Exercise goal
Go through the material and pull out every line with the string "OECD" in it.

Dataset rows
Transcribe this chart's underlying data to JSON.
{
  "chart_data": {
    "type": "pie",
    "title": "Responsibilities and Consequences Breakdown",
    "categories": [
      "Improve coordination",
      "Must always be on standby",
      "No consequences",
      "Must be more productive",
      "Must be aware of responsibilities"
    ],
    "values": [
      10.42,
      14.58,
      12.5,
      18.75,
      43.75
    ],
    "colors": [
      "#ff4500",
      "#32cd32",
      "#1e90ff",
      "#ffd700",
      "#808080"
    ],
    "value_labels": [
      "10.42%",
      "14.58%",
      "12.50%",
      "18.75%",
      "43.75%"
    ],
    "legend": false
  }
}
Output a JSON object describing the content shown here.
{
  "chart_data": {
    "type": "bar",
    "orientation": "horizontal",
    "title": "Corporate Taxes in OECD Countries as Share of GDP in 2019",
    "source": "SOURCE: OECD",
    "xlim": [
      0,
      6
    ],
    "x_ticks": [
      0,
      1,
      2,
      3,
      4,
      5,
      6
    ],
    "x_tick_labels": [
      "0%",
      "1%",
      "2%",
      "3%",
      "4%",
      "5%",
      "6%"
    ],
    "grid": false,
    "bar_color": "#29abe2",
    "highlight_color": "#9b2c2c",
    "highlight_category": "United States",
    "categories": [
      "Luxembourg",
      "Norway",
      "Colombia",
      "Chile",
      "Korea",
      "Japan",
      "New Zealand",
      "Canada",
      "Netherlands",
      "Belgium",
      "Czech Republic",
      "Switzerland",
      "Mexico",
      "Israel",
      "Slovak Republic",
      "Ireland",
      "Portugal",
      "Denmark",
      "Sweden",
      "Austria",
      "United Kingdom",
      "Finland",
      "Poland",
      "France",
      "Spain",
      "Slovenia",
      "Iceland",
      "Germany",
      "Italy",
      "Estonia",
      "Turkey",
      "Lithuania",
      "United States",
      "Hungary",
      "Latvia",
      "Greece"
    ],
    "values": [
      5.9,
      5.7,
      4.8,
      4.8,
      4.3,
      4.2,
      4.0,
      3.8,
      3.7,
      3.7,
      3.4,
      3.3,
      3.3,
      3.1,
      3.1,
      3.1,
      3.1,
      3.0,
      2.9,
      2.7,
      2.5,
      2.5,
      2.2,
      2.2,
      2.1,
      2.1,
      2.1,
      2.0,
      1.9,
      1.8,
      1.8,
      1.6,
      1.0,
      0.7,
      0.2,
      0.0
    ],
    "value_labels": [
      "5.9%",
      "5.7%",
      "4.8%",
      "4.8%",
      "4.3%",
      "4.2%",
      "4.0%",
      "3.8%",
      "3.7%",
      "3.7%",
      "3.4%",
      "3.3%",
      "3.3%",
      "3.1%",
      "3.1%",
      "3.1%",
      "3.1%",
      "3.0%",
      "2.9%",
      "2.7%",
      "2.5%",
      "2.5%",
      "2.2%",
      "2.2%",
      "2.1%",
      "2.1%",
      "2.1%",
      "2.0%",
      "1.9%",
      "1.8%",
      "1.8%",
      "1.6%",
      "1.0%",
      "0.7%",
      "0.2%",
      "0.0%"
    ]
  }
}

Exercise answer
    "title": "Corporate Taxes in OECD Countries as Share of GDP in 2019",
    "source": "SOURCE: OECD",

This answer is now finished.